▶ _PROBLEM STATEMENT_
Type out the records that follow, exactly as given.

▶ _ITEMS_

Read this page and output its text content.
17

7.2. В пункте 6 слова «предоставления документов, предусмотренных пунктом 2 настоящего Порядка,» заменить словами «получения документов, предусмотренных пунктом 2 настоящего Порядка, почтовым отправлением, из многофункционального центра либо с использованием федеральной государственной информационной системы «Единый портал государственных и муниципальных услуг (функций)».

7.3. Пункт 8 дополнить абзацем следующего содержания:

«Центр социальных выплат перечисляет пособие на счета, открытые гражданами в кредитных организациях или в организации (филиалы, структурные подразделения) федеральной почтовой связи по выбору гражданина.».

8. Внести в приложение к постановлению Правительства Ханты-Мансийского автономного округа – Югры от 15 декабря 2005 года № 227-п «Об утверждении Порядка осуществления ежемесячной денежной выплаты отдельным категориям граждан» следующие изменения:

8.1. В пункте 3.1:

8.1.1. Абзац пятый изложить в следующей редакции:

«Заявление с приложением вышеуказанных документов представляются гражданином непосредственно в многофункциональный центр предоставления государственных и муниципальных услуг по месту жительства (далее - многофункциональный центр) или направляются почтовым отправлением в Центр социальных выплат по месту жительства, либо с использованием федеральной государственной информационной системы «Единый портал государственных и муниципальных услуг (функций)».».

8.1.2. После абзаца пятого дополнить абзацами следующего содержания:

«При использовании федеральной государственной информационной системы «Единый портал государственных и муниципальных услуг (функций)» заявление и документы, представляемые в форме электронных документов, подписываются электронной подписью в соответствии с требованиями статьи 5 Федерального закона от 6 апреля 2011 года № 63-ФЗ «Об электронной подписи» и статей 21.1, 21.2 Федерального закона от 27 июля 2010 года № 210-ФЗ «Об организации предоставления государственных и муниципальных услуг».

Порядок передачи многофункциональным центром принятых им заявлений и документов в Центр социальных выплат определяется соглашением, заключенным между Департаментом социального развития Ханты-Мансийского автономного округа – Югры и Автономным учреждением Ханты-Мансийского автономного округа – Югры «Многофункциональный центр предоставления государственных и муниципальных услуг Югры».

▶ _FINISHED EXERCISE_
Read this page and output its text content.
17

7.2. В пункте 6 слова «предоставления документов, предусмотренных пунктом 2 настоящего Порядка,» заменить словами «получения документов, предусмотренных пунктом 2 настоящего Порядка, почтовым отправлением, из многофункционального центра либо с использованием федеральной государственной информационной системы «Единый портал государственных и муниципальных услуг (функций)».

7.3. Пункт 8 дополнить абзацем следующего содержания:

«Центр социальных выплат перечисляет пособие на счета, открытые гражданами в кредитных организациях или в организации (филиалы, структурные подразделения) федеральной почтовой связи по выбору гражданина.».

8. Внести в приложение к постановлению Правительства Ханты-Мансийского автономного округа – Югры от 15 декабря 2005 года № 227-п «Об утверждении Порядка осуществления ежемесячной денежной выплаты отдельным категориям граждан» следующие изменения:

8.1. В пункте 3.1:

8.1.1. Абзац пятый изложить в следующей редакции:

«Заявление с приложением вышеуказанных документов представляются гражданином непосредственно в многофункциональный центр предоставления государственных и муниципальных услуг по месту жительства (далее - многофункциональный центр) или направляются почтовым отправлением в Центр социальных выплат по месту жительства, либо с использованием федеральной государственной информационной системы «Единый портал государственных и муниципальных услуг (функций)».».

8.1.2. После абзаца пятого дополнить абзацами следующего содержания:

«При использовании федеральной государственной информационной системы «Единый портал государственных и муниципальных услуг (функций)» заявление и документы, представляемые в форме электронных документов, подписываются электронной подписью в соответствии с требованиями статьи 5 Федерального закона от 6 апреля 2011 года № 63-ФЗ «Об электронной подписи» и статей 21.1, 21.2 Федерального закона от 27 июля 2010 года № 210-ФЗ «Об организации предоставления государственных и муниципальных услуг».

Порядок передачи многофункциональным центром принятых им заявлений и документов в Центр социальных выплат определяется соглашением, заключенным между Департаментом социального развития Ханты-Мансийского автономного округа – Югры и Автономным учреждением Ханты-Мансийского автономного округа – Югры «Многофункциональный центр предоставления государственных и муниципальных услуг Югры».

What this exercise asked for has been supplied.